Stored data entries:
-----
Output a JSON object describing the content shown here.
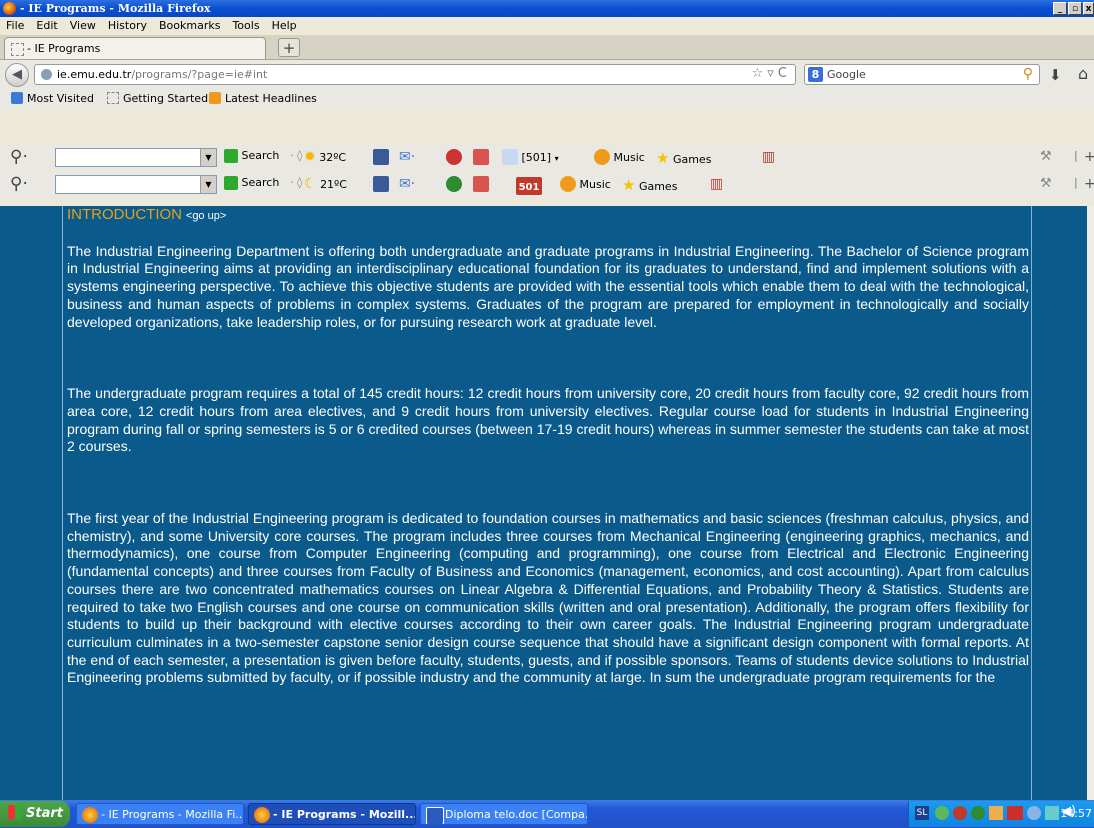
{
  "window": {
    "title": "- IE Programs - Mozilla Firefox"
  },
  "menu": [
    "File",
    "Edit",
    "View",
    "History",
    "Bookmarks",
    "Tools",
    "Help"
  ],
  "tab": {
    "label": "- IE Programs",
    "new_tab": "+"
  },
  "nav": {
    "url_host": "ie.emu.edu.tr",
    "url_path": "/programs/?page=ie#int",
    "url_controls": "☆ ▿ C",
    "search_engine": "8",
    "search_placeholder": "Google"
  },
  "bookmarks": [
    "Most Visited",
    "Getting Started",
    "Latest Headlines"
  ],
  "toolbar1": {
    "search": "Search",
    "weather": "32ºC",
    "count": "[501]",
    "music": "Music",
    "games": "Games"
  },
  "toolbar2": {
    "search": "Search",
    "weather": "21ºC",
    "badge": "501",
    "music": "Music",
    "games": "Games"
  },
  "page": {
    "heading": "INTRODUCTION",
    "go_up": "<go up>",
    "paragraphs": [
      "The Industrial Engineering Department is offering both undergraduate and graduate programs in Industrial Engineering. The Bachelor of Science program in Industrial Engineering aims at providing an interdisciplinary educational foundation for its graduates to understand, find and implement solutions with a systems engineering perspective. To achieve this objective students are provided with the essential tools which enable them to deal with the technological, business and human aspects of problems in complex systems. Graduates of the program are prepared for employment in technologically and socially developed organizations, take leadership roles, or for pursuing research work at graduate level.",
      "The undergraduate program requires a total of 145 credit hours: 12 credit hours from university core, 20 credit hours from faculty core, 92 credit hours from area core, 12 credit hours from area electives, and 9 credit hours from university electives. Regular course load for students in Industrial Engineering program during fall or spring semesters is 5 or 6 credited courses (between 17-19 credit hours) whereas in summer semester the students can take at most 2 courses.",
      "The first year of the Industrial Engineering program is dedicated to foundation courses in mathematics and basic sciences (freshman calculus, physics, and chemistry), and some University core courses. The program includes three courses from Mechanical Engineering (engineering graphics, mechanics, and thermodynamics), one course from Computer Engineering (computing and programming), one course from Electrical and Electronic Engineering (fundamental concepts) and three courses from Faculty of Business and Economics (management, economics, and cost accounting). Apart from calculus courses there are two concentrated mathematics courses on Linear Algebra & Differential Equations, and Probability Theory & Statistics. Students are required to take two English courses and one course on communication skills (written and oral presentation). Additionally, the program offers flexibility for students to build up their background with elective courses according to their own career goals. The Industrial Engineering program undergraduate curriculum culminates in a two-semester capstone senior design course sequence that should have a significant design component with formal reports. At the end of each semester, a presentation is given before faculty, students, guests, and if possible sponsors. Teams of students device solutions to Industrial Engineering problems submitted by faculty, or if possible industry and the community at large. In sum the undergraduate program requirements for the"
    ]
  },
  "taskbar": {
    "start": "Start",
    "buttons": [
      "- IE Programs - Mozilla Fi...",
      "- IE Programs - Mozill...",
      "Diploma telo.doc [Compa..."
    ],
    "clock": "14:57"
  },
  "colors": {
    "page_bg": "#0b5a8c",
    "heading": "#e7a01c",
    "titlebar": "#0a4fd0",
    "taskbar": "#2359d6"
  }
}
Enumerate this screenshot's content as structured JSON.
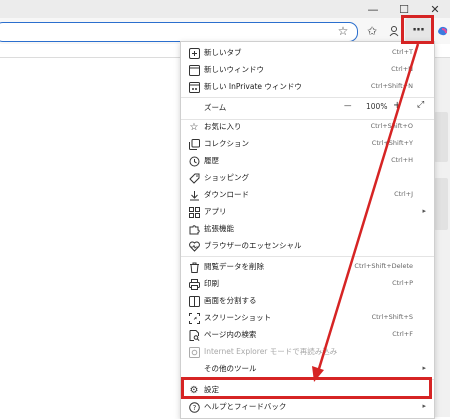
{
  "window": {
    "minimize_glyph": "—",
    "maximize_glyph": "☐",
    "close_glyph": "✕"
  },
  "toolbar": {
    "more_glyph": "···",
    "favorite_glyph": "☆",
    "collections_glyph": "✩"
  },
  "menu": {
    "new_tab": {
      "label": "新しいタブ",
      "shortcut": "Ctrl+T"
    },
    "new_window": {
      "label": "新しいウィンドウ",
      "shortcut": "Ctrl+N"
    },
    "new_private": {
      "label": "新しい InPrivate ウィンドウ",
      "shortcut": "Ctrl+Shift+N"
    },
    "zoom": {
      "label": "ズーム",
      "minus": "—",
      "value": "100%",
      "plus": "+",
      "fullscreen": "⤢"
    },
    "favorites": {
      "label": "お気に入り",
      "shortcut": "Ctrl+Shift+O"
    },
    "collections": {
      "label": "コレクション",
      "shortcut": "Ctrl+Shift+Y"
    },
    "history": {
      "label": "履歴",
      "shortcut": "Ctrl+H"
    },
    "shopping": {
      "label": "ショッピング"
    },
    "downloads": {
      "label": "ダウンロード",
      "shortcut": "Ctrl+J"
    },
    "apps": {
      "label": "アプリ",
      "arrow": "▸"
    },
    "extensions": {
      "label": "拡張機能"
    },
    "essentials": {
      "label": "ブラウザーのエッセンシャル"
    },
    "clear_data": {
      "label": "閲覧データを削除",
      "shortcut": "Ctrl+Shift+Delete"
    },
    "print": {
      "label": "印刷",
      "shortcut": "Ctrl+P"
    },
    "split_screen": {
      "label": "画面を分割する"
    },
    "screenshot": {
      "label": "スクリーンショット",
      "shortcut": "Ctrl+Shift+S"
    },
    "find": {
      "label": "ページ内の検索",
      "shortcut": "Ctrl+F"
    },
    "ie_mode": {
      "label": "Internet Explorer モードで再読み込み"
    },
    "more_tools": {
      "label": "その他のツール",
      "arrow": "▸"
    },
    "settings": {
      "label": "設定"
    },
    "help": {
      "label": "ヘルプとフィードバック",
      "arrow": "▸"
    }
  },
  "colors": {
    "annotation_red": "#d62424",
    "address_border": "#2b6fce"
  }
}
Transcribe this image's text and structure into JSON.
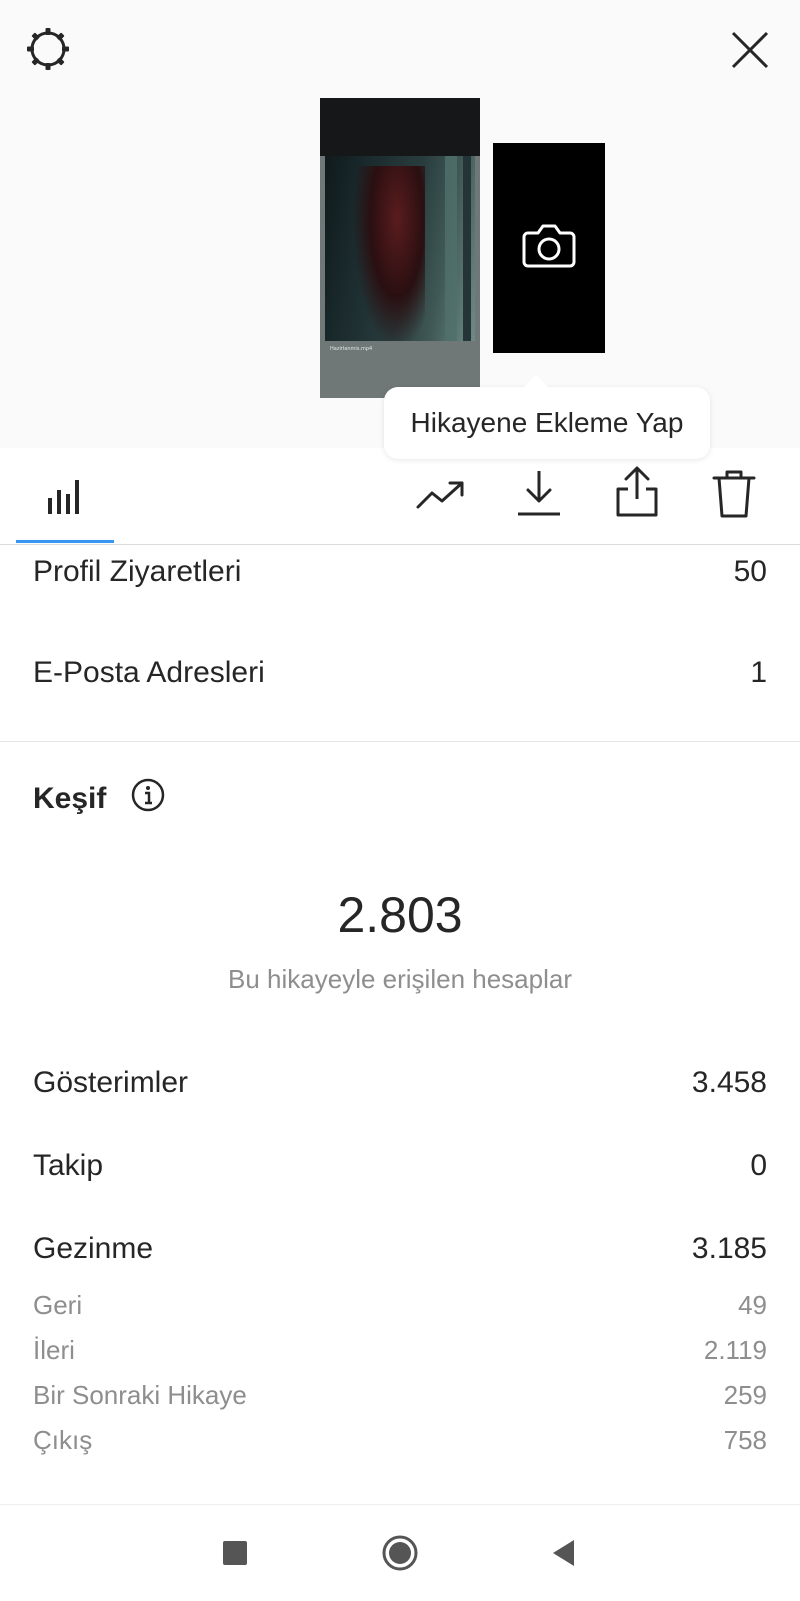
-----
Aim: Quote the material word for word, dropping any images it holds.

Written reply:
Output a JSON object describing the content shown here.
{
  "window": {
    "title": "- IE Programs - Mozilla Firefox"
  },
  "menu": [
    "File",
    "Edit",
    "View",
    "History",
    "Bookmarks",
    "Tools",
    "Help"
  ],
  "tab": {
    "label": "- IE Programs",
    "new_tab": "+"
  },
  "nav": {
    "url_host": "ie.emu.edu.tr",
    "url_path": "/programs/?page=ie#int",
    "url_controls": "☆ ▿ C",
    "search_engine": "8",
    "search_placeholder": "Google"
  },
  "bookmarks": [
    "Most Visited",
    "Getting Started",
    "Latest Headlines"
  ],
  "toolbar1": {
    "search": "Search",
    "weather": "32ºC",
    "count": "[501]",
    "music": "Music",
    "games": "Games"
  },
  "toolbar2": {
    "search": "Search",
    "weather": "21ºC",
    "badge": "501",
    "music": "Music",
    "games": "Games"
  },
  "page": {
    "heading": "INTRODUCTION",
    "go_up": "<go up>",
    "paragraphs": [
      "The Industrial Engineering Department is offering both undergraduate and graduate programs in Industrial Engineering. The Bachelor of Science program in Industrial Engineering aims at providing an interdisciplinary educational foundation for its graduates to understand, find and implement solutions with a systems engineering perspective. To achieve this objective students are provided with the essential tools which enable them to deal with the technological, business and human aspects of problems in complex systems. Graduates of the program are prepared for employment in technologically and socially developed organizations, take leadership roles, or for pursuing research work at graduate level.",
      "The undergraduate program requires a total of 145 credit hours: 12 credit hours from university core, 20 credit hours from faculty core, 92 credit hours from area core, 12 credit hours from area electives, and 9 credit hours from university electives. Regular course load for students in Industrial Engineering program during fall or spring semesters is 5 or 6 credited courses (between 17-19 credit hours) whereas in summer semester the students can take at most 2 courses.",
      "The first year of the Industrial Engineering program is dedicated to foundation courses in mathematics and basic sciences (freshman calculus, physics, and chemistry), and some University core courses. The program includes three courses from Mechanical Engineering (engineering graphics, mechanics, and thermodynamics), one course from Computer Engineering (computing and programming), one course from Electrical and Electronic Engineering (fundamental concepts) and three courses from Faculty of Business and Economics (management, economics, and cost accounting). Apart from calculus courses there are two concentrated mathematics courses on Linear Algebra & Differential Equations, and Probability Theory & Statistics. Students are required to take two English courses and one course on communication skills (written and oral presentation). Additionally, the program offers flexibility for students to build up their background with elective courses according to their own career goals. The Industrial Engineering program undergraduate curriculum culminates in a two-semester capstone senior design course sequence that should have a significant design component with formal reports. At the end of each semester, a presentation is given before faculty, students, guests, and if possible sponsors. Teams of students device solutions to Industrial Engineering problems submitted by faculty, or if possible industry and the community at large. In sum the undergraduate program requirements for the"
    ]
  },
  "taskbar": {
    "start": "Start",
    "buttons": [
      "- IE Programs - Mozilla Fi...",
      "- IE Programs - Mozill...",
      "Diploma telo.doc [Compa..."
    ],
    "clock": "14:57"
  },
  "colors": {
    "page_bg": "#0b5a8c",
    "heading": "#e7a01c",
    "titlebar": "#0a4fd0",
    "taskbar": "#2359d6"
  }
}
Enumerate this screenshot's content as structured JSON.
{
  "window": {
    "minimize_glyph": "—",
    "maximize_glyph": "☐",
    "close_glyph": "✕"
  },
  "toolbar": {
    "more_glyph": "···",
    "favorite_glyph": "☆",
    "collections_glyph": "✩"
  },
  "menu": {
    "new_tab": {
      "label": "新しいタブ",
      "shortcut": "Ctrl+T"
    },
    "new_window": {
      "label": "新しいウィンドウ",
      "shortcut": "Ctrl+N"
    },
    "new_private": {
      "label": "新しい InPrivate ウィンドウ",
      "shortcut": "Ctrl+Shift+N"
    },
    "zoom": {
      "label": "ズーム",
      "minus": "—",
      "value": "100%",
      "plus": "+",
      "fullscreen": "⤢"
    },
    "favorites": {
      "label": "お気に入り",
      "shortcut": "Ctrl+Shift+O"
    },
    "collections": {
      "label": "コレクション",
      "shortcut": "Ctrl+Shift+Y"
    },
    "history": {
      "label": "履歴",
      "shortcut": "Ctrl+H"
    },
    "shopping": {
      "label": "ショッピング"
    },
    "downloads": {
      "label": "ダウンロード",
      "shortcut": "Ctrl+J"
    },
    "apps": {
      "label": "アプリ",
      "arrow": "▸"
    },
    "extensions": {
      "label": "拡張機能"
    },
    "essentials": {
      "label": "ブラウザーのエッセンシャル"
    },
    "clear_data": {
      "label": "閲覧データを削除",
      "shortcut": "Ctrl+Shift+Delete"
    },
    "print": {
      "label": "印刷",
      "shortcut": "Ctrl+P"
    },
    "split_screen": {
      "label": "画面を分割する"
    },
    "screenshot": {
      "label": "スクリーンショット",
      "shortcut": "Ctrl+Shift+S"
    },
    "find": {
      "label": "ページ内の検索",
      "shortcut": "Ctrl+F"
    },
    "ie_mode": {
      "label": "Internet Explorer モードで再読み込み"
    },
    "more_tools": {
      "label": "その他のツール",
      "arrow": "▸"
    },
    "settings": {
      "label": "設定"
    },
    "help": {
      "label": "ヘルプとフィードバック",
      "arrow": "▸"
    }
  },
  "colors": {
    "annotation_red": "#d62424",
    "address_border": "#2b6fce"
  }
}
Transcribe this image's text and structure into JSON.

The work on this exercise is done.